Task objective: Return each line holding the string "tradición".
--- BEGIN Input ---
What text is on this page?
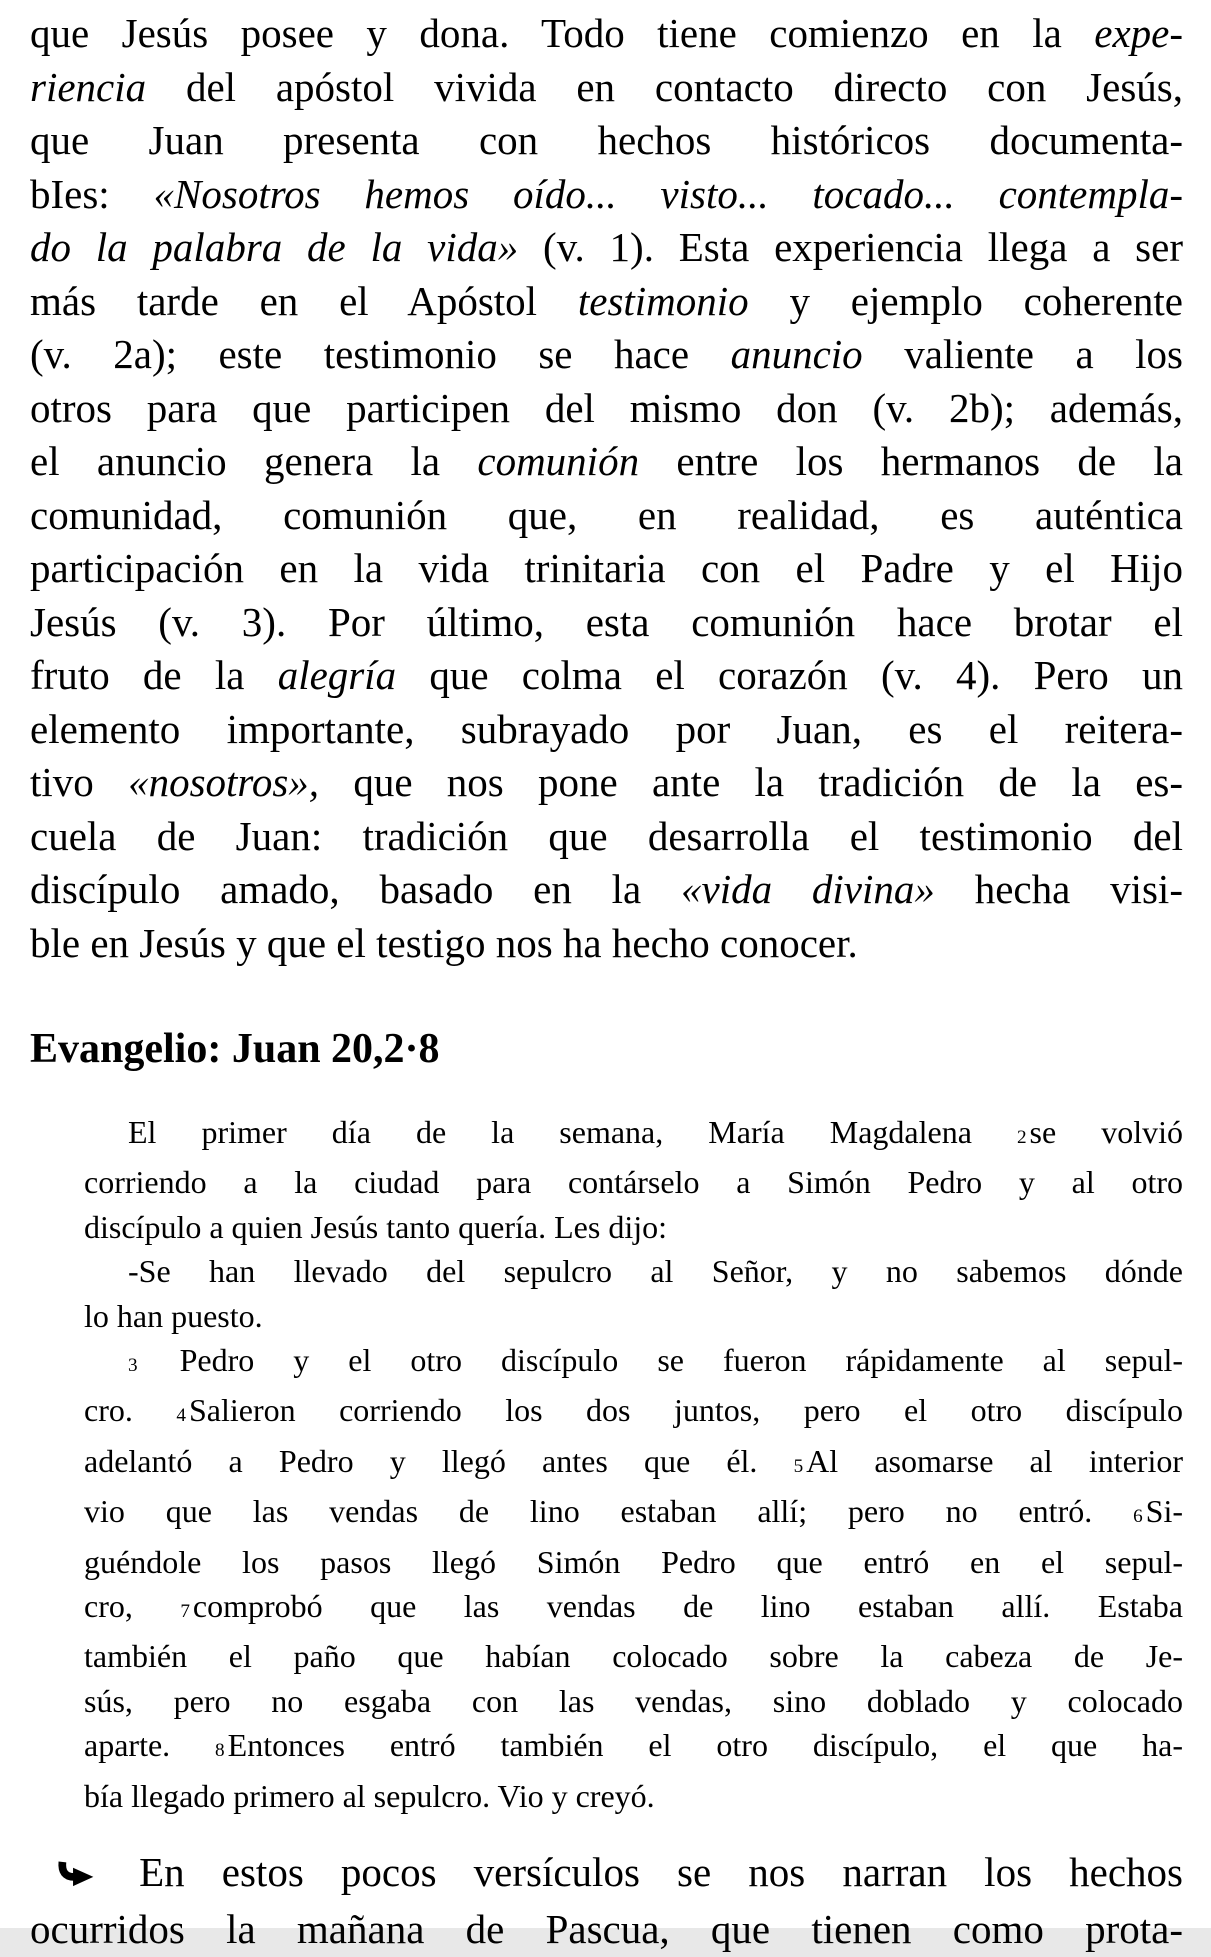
que Jesús posee y dona. Todo tiene comienzo en la expe-
riencia del apóstol vivida en contacto directo con Jesús,
que Juan presenta con hechos históricos documenta-
bIes: «Nosotros hemos oído... visto... tocado... contempla-
do la palabra de la vida» (v. 1). Esta experiencia llega a ser
más tarde en el Apóstol testimonio y ejemplo coherente
(v. 2a); este testimonio se hace anuncio valiente a los
otros para que participen del mismo don (v. 2b); además,
el anuncio genera la comunión entre los hermanos de la
comunidad, comunión que, en realidad, es auténtica
participación en la vida trinitaria con el Padre y el Hijo
Jesús (v. 3). Por último, esta comunión hace brotar el
fruto de la alegría que colma el corazón (v. 4). Pero un
elemento importante, subrayado por Juan, es el reitera-
tivo «nosotros», que nos pone ante la tradición de la es-
cuela de Juan: tradición que desarrolla el testimonio del
discípulo amado, basado en la «vida divina» hecha visi-
ble en Jesús y que el testigo nos ha hecho conocer.
Evangelio: Juan 20,2·8
El primer día de la semana, María Magdalena 2se volvió
corriendo a la ciudad para contárselo a Simón Pedro y al otro
discípulo a quien Jesús tanto quería. Les dijo:
-Se han llevado del sepulcro al Señor, y no sabemos dónde
lo han puesto.
3 Pedro y el otro discípulo se fueron rápidamente al sepul-
cro. 4Salieron corriendo los dos juntos, pero el otro discípulo
adelantó a Pedro y llegó antes que él. 5Al asomarse al interior
vio que las vendas de lino estaban allí; pero no entró. 6Si-
guéndole los pasos llegó Simón Pedro que entró en el sepul-
cro, 7comprobó que las vendas de lino estaban allí. Estaba
también el paño que habían colocado sobre la cabeza de Je-
sús, pero no esgaba con las vendas, sino doblado y colocado
aparte. 8Entonces entró también el otro discípulo, el que ha-
bía llegado primero al sepulcro. Vio y creyó.
En estos pocos versículos se nos narran los hechos
ocurridos la mañana de Pascua, que tienen como prota-
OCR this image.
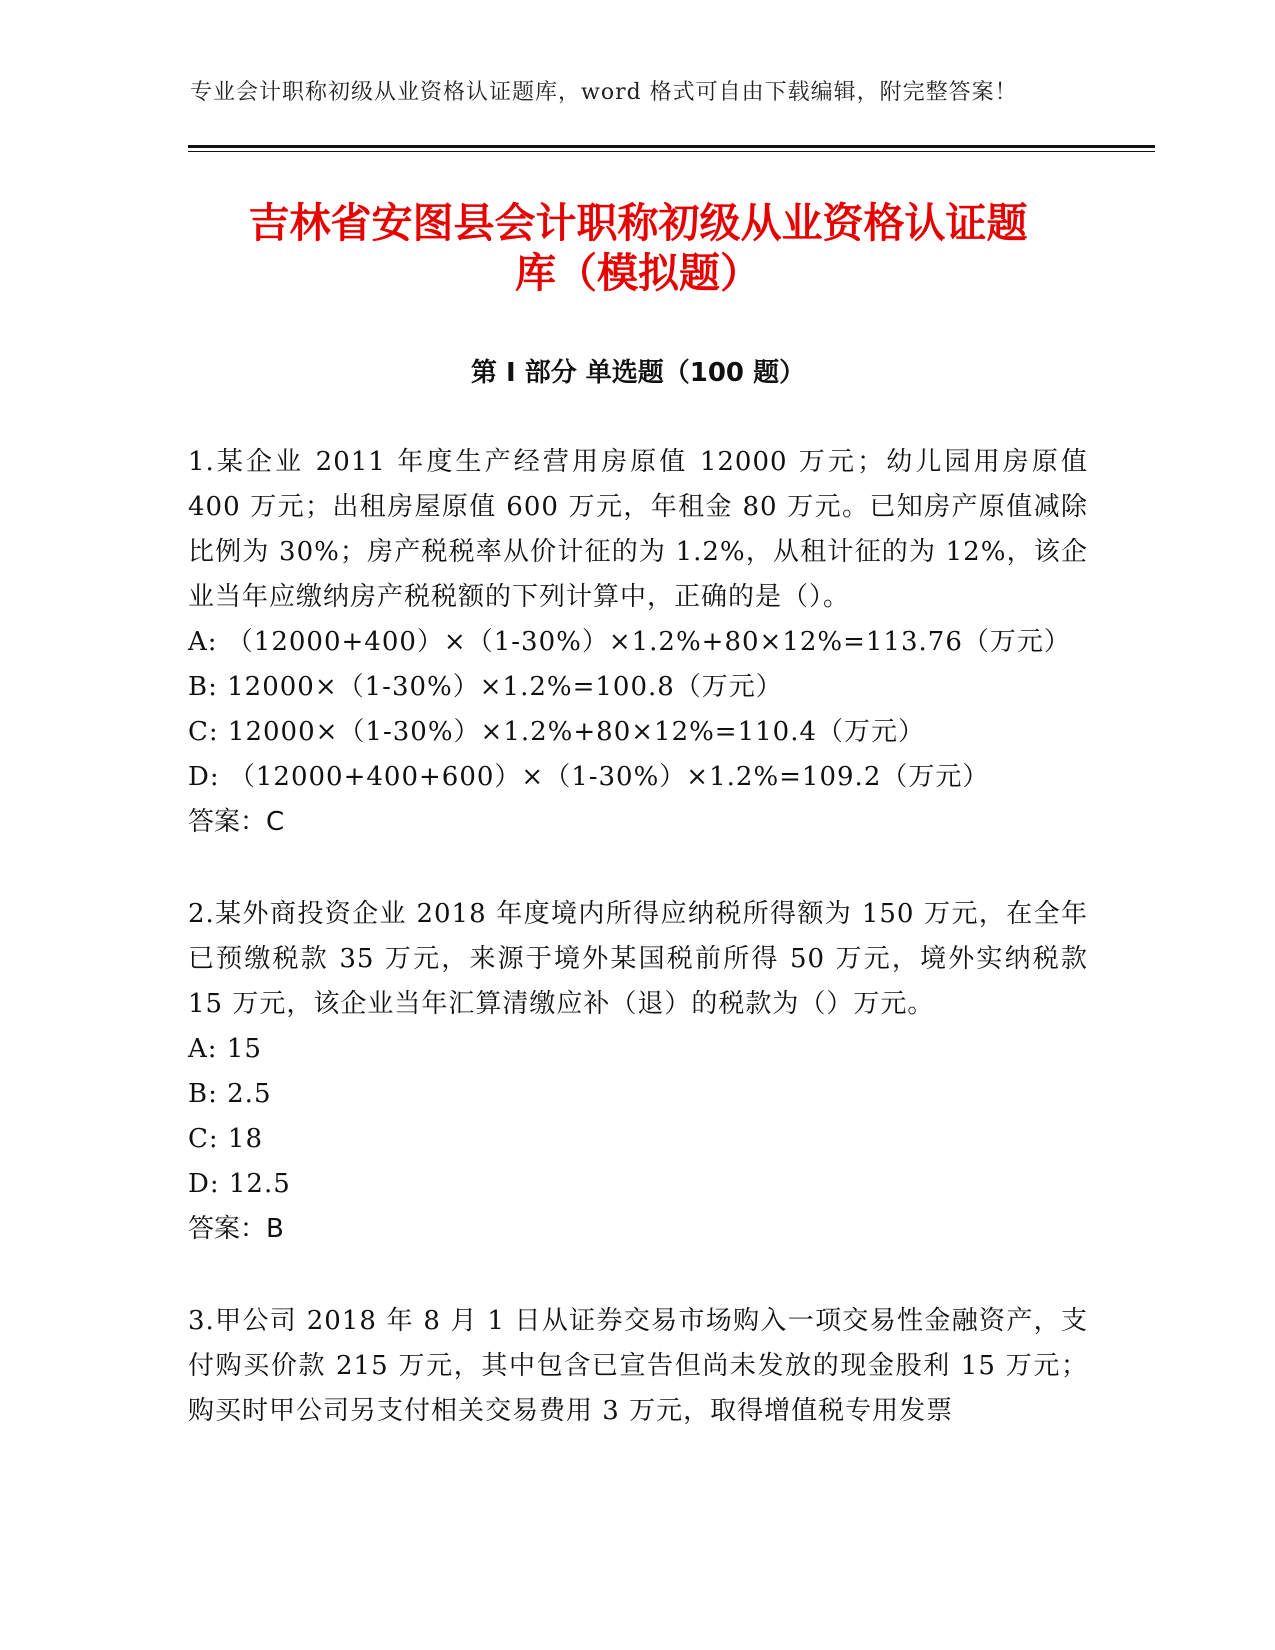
专业会计职称初级从业资格认证题库，word 格式可自由下载编辑，附完整答案！
吉林省安图县会计职称初级从业资格认证题
库（模拟题）
第 I 部分 单选题（100 题）

1.某企业 2011 年度生产经营用房原值 12000 万元；幼儿园用房原值 400 万元；出租房屋原值 600 万元，年租金 80 万元。已知房产原值减除比例为 30%；房产税税率从价计征的为 1.2%，从租计征的为 12%，该企业当年应缴纳房产税税额的下列计算中，正确的是（）。

A: （12000+400）×（1-30%）×1.2%+80×12%=113.76（万元）

B: 12000×（1-30%）×1.2%=100.8（万元）

C: 12000×（1-30%）×1.2%+80×12%=110.4（万元）

D: （12000+400+600）×（1-30%）×1.2%=109.2（万元）

答案：C

2.某外商投资企业 2018 年度境内所得应纳税所得额为 150 万元，在全年已预缴税款 35 万元，来源于境外某国税前所得 50 万元，境外实纳税款 15 万元，该企业当年汇算清缴应补（退）的税款为（）万元。

A: 15

B: 2.5

C: 18

D: 12.5

答案：B

3.甲公司 2018 年 8 月 1 日从证券交易市场购入一项交易性金融资产，支付购买价款 215 万元，其中包含已宣告但尚未发放的现金股利 15 万元；购买时甲公司另支付相关交易费用 3 万元，取得增值税专用发票
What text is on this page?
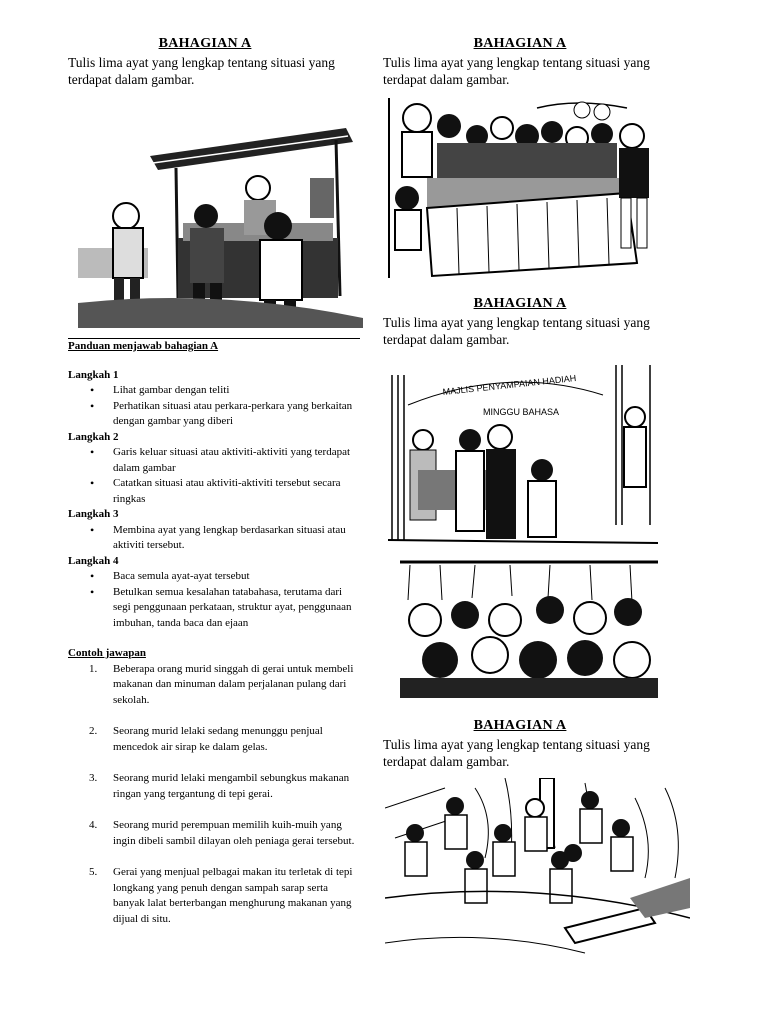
BAHAGIAN A
Tulis lima ayat yang lengkap tentang situasi yang terdapat dalam gambar.
Panduan menjawab bahagian A
Langkah 1
• Lihat gambar dengan teliti
• Perhatikan situasi atau perkara-perkara yang berkaitan dengan gambar yang diberi
Langkah 2
• Garis keluar situasi atau aktiviti-aktiviti yang terdapat dalam gambar
• Catatkan situasi atau aktiviti-aktiviti tersebut secara ringkas
Langkah 3
• Membina ayat yang lengkap berdasarkan situasi atau aktiviti tersebut.
Langkah 4
• Baca semula ayat-ayat tersebut
• Betulkan semua kesalahan tatabahasa, terutama dari segi penggunaan perkataan, struktur ayat, penggunaan imbuhan, tanda baca dan ejaan
Contoh jawapan
1. Beberapa orang murid singgah di gerai untuk membeli makanan dan minuman dalam perjalanan pulang dari sekolah.
2. Seorang murid lelaki sedang menunggu penjual mencedok air sirap ke dalam gelas.
3. Seorang murid lelaki mengambil sebungkus makanan ringan yang tergantung di tepi gerai.
4. Seorang murid perempuan memilih kuih-muih yang ingin dibeli sambil dilayan oleh peniaga gerai tersebut.
5. Gerai yang menjual pelbagai makan itu terletak di tepi longkang yang penuh dengan sampah sarap serta banyak lalat berterbangan menghurung makanan yang dijual di situ.
BAHAGIAN A
Tulis lima ayat yang lengkap tentang situasi yang terdapat dalam gambar.
BAHAGIAN A
Tulis lima ayat yang lengkap tentang situasi yang terdapat dalam gambar.
MAJLIS PENYAMPAIAN HADIAH
MINGGU BAHASA
BAHAGIAN A
Tulis lima ayat yang lengkap tentang situasi yang terdapat dalam gambar.
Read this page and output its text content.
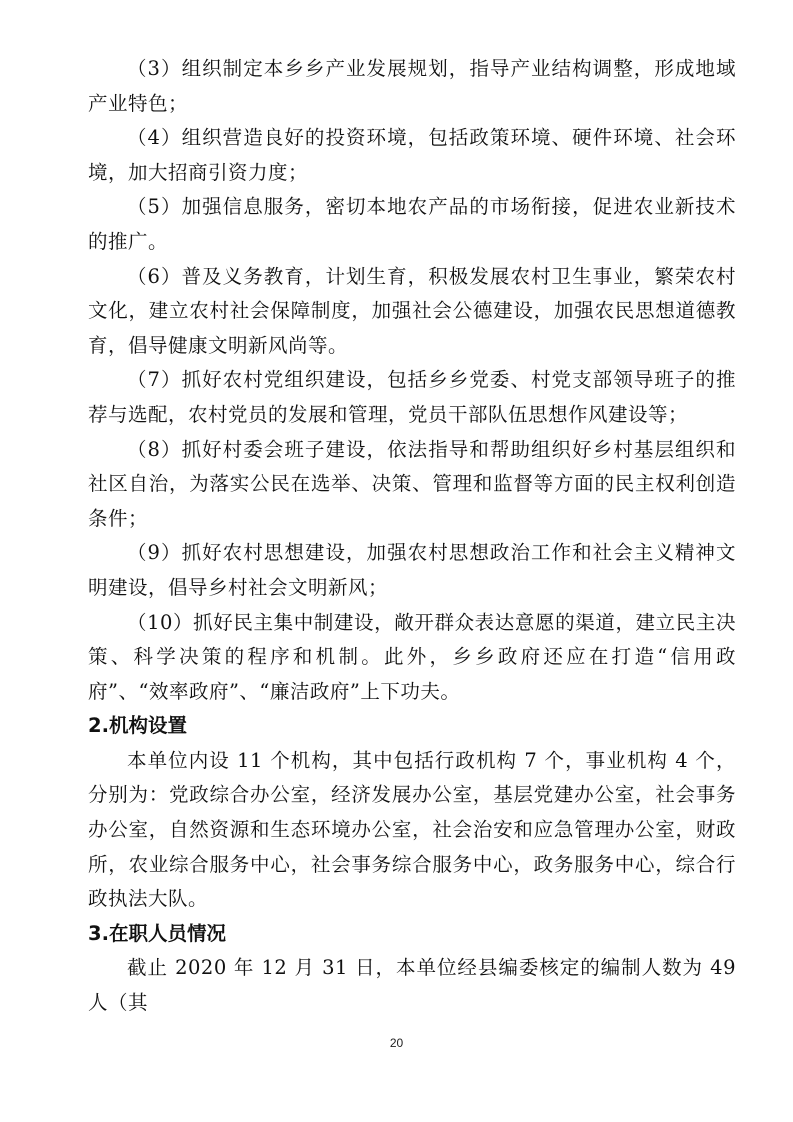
（3）组织制定本乡乡产业发展规划，指导产业结构调整，形成地域产业特色；

（4）组织营造良好的投资环境，包括政策环境、硬件环境、社会环境，加大招商引资力度；

（5）加强信息服务，密切本地农产品的市场衔接，促进农业新技术的推广。

（6）普及义务教育，计划生育，积极发展农村卫生事业，繁荣农村文化，建立农村社会保障制度，加强社会公德建设，加强农民思想道德教育，倡导健康文明新风尚等。

（7）抓好农村党组织建设，包括乡乡党委、村党支部领导班子的推荐与选配，农村党员的发展和管理，党员干部队伍思想作风建设等；

（8）抓好村委会班子建设，依法指导和帮助组织好乡村基层组织和社区自治，为落实公民在选举、决策、管理和监督等方面的民主权利创造条件；

（9）抓好农村思想建设，加强农村思想政治工作和社会主义精神文明建设，倡导乡村社会文明新风；

（10）抓好民主集中制建设，敞开群众表达意愿的渠道，建立民主决策、科学决策的程序和机制。此外，乡乡政府还应在打造“信用政府”、“效率政府”、“廉洁政府”上下功夫。

2.机构设置

本单位内设 11 个机构，其中包括行政机构 7 个，事业机构 4 个，分别为：党政综合办公室，经济发展办公室，基层党建办公室，社会事务办公室，自然资源和生态环境办公室，社会治安和应急管理办公室，财政所，农业综合服务中心，社会事务综合服务中心，政务服务中心，综合行政执法大队。

3.在职人员情况

截止 2020 年 12 月 31 日，本单位经县编委核定的编制人数为 49 人（其

20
--- END Input ---
Exercise answer:
tivo «nosotros», que nos pone ante la tradición de la es-
cuela de Juan: tradición que desarrolla el testimonio del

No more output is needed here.